- [DIRECTIONS FOR THIS TASK] Below are some records. Copy every line in them that holds "color".

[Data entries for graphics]
####################

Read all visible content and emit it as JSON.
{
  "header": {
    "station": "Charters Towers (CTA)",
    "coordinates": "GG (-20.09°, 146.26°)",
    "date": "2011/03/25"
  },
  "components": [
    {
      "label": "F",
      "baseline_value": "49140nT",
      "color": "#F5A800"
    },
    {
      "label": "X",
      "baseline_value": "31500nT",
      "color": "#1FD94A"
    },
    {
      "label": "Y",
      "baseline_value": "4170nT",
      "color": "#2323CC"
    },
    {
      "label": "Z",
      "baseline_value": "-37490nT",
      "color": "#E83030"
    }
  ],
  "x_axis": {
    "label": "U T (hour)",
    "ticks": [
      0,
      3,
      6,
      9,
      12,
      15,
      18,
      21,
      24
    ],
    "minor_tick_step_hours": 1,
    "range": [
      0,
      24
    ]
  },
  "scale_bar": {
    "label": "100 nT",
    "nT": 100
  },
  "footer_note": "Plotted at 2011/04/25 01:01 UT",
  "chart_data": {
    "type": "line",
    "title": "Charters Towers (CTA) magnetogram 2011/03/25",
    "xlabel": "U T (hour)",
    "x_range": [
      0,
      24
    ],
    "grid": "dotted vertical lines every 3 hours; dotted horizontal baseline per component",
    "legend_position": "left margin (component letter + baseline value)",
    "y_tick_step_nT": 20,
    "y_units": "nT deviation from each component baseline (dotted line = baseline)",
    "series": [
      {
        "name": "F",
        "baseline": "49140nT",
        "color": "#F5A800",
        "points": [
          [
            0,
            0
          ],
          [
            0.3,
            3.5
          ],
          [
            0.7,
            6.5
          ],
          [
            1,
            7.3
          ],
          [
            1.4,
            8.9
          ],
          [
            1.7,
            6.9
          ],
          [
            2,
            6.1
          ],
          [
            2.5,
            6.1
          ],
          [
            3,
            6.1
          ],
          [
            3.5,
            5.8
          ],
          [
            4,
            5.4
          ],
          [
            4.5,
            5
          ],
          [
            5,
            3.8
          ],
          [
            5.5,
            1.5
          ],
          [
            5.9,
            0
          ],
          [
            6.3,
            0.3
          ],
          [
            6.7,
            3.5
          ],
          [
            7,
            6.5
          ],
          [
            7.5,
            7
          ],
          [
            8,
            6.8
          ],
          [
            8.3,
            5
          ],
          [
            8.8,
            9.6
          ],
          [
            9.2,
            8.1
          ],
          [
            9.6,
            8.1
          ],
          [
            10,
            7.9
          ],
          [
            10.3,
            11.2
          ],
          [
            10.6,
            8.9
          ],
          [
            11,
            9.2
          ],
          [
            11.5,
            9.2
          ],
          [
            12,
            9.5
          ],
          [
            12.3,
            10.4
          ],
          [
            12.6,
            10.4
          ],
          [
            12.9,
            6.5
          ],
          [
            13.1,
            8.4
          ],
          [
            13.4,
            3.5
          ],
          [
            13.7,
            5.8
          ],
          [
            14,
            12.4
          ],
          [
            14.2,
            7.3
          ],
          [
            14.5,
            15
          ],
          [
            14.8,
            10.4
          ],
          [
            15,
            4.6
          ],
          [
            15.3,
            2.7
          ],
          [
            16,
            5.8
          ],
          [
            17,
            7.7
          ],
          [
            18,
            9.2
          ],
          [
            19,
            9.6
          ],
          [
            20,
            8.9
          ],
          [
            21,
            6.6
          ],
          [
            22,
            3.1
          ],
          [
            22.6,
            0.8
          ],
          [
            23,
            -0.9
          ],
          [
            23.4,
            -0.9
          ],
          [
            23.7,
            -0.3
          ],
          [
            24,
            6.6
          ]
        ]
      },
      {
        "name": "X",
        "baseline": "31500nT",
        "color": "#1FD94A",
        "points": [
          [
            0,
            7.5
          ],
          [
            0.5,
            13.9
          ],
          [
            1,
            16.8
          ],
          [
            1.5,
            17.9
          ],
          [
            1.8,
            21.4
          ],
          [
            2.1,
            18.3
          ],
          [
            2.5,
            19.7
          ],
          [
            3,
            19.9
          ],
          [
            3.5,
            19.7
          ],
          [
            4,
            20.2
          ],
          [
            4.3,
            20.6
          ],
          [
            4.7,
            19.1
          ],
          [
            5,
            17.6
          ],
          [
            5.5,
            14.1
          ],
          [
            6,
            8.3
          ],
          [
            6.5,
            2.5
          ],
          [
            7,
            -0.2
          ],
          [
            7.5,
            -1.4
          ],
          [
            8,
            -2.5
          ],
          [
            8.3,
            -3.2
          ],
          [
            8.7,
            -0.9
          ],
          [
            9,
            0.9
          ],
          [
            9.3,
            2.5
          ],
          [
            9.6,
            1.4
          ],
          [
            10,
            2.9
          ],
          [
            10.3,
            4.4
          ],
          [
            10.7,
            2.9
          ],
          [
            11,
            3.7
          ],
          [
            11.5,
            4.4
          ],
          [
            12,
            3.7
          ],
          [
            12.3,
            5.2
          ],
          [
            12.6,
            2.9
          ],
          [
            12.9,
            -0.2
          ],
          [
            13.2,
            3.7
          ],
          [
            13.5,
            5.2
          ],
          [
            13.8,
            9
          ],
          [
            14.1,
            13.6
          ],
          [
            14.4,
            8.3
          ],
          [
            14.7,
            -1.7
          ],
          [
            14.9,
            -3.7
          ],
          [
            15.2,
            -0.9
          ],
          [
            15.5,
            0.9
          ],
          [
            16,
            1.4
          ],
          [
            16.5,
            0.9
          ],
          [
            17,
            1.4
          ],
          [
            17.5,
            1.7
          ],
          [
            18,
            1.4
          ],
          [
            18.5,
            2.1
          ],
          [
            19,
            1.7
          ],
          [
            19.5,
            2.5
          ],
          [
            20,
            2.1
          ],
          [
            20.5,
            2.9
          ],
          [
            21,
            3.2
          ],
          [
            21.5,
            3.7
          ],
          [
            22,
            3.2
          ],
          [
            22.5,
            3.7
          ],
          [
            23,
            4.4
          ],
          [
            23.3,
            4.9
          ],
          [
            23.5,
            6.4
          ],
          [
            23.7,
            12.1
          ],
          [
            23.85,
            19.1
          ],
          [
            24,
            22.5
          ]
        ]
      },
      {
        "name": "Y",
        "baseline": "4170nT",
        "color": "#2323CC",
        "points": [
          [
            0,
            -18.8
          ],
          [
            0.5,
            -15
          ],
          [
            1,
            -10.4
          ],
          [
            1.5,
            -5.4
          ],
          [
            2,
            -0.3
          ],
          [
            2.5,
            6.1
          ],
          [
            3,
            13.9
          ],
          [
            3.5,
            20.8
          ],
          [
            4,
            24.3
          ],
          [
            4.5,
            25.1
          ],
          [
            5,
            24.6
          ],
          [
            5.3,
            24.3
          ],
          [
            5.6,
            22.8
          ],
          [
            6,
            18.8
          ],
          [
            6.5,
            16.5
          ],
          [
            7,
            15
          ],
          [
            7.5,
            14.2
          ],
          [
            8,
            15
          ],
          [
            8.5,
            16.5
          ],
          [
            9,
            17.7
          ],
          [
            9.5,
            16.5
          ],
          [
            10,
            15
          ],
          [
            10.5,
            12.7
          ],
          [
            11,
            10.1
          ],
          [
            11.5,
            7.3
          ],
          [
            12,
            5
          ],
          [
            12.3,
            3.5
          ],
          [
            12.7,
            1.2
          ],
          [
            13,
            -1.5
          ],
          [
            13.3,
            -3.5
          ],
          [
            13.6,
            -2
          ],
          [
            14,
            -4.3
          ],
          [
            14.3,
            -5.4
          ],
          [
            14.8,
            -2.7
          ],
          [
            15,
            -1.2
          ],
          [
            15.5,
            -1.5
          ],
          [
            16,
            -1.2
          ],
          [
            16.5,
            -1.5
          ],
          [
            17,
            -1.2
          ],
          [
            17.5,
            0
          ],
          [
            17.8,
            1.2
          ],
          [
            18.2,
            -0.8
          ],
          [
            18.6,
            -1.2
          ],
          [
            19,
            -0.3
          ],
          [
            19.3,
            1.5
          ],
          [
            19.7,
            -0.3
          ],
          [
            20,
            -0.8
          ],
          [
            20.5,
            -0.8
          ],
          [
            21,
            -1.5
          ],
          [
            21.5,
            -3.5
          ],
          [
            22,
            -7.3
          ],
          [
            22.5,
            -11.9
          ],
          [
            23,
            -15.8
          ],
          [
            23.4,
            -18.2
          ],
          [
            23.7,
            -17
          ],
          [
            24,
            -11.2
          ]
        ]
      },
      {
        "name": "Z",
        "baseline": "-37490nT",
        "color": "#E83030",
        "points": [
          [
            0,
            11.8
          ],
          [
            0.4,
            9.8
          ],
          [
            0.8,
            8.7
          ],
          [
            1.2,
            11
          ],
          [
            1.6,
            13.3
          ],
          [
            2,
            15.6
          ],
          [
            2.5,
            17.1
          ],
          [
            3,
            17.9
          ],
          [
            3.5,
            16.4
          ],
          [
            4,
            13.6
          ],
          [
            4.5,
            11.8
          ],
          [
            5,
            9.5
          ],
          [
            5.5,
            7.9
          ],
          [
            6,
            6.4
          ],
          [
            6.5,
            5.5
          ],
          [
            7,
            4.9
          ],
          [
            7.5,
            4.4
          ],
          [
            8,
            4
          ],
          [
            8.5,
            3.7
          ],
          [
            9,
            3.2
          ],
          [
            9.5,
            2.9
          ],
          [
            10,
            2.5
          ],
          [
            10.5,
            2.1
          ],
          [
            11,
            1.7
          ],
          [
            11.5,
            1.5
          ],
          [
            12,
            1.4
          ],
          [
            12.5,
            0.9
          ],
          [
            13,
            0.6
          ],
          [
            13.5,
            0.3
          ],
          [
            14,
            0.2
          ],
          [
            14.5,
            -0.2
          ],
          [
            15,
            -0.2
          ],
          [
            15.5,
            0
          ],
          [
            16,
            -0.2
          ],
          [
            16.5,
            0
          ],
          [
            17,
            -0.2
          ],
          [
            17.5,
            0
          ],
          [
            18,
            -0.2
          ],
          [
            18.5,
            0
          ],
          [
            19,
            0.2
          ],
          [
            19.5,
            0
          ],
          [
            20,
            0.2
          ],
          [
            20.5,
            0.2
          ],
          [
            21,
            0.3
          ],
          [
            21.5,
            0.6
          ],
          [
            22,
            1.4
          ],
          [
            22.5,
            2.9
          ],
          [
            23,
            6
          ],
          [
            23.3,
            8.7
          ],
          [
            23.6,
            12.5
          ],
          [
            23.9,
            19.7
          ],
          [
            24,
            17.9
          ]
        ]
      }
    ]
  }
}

####################

- [EXERCISE ANSWER]
      "color": "#F5A800"
      "color": "#1FD94A"
      "color": "#2323CC"
      "color": "#E83030"
        "color": "#F5A800",
        "color": "#1FD94A",
        "color": "#2323CC",
        "color": "#E83030",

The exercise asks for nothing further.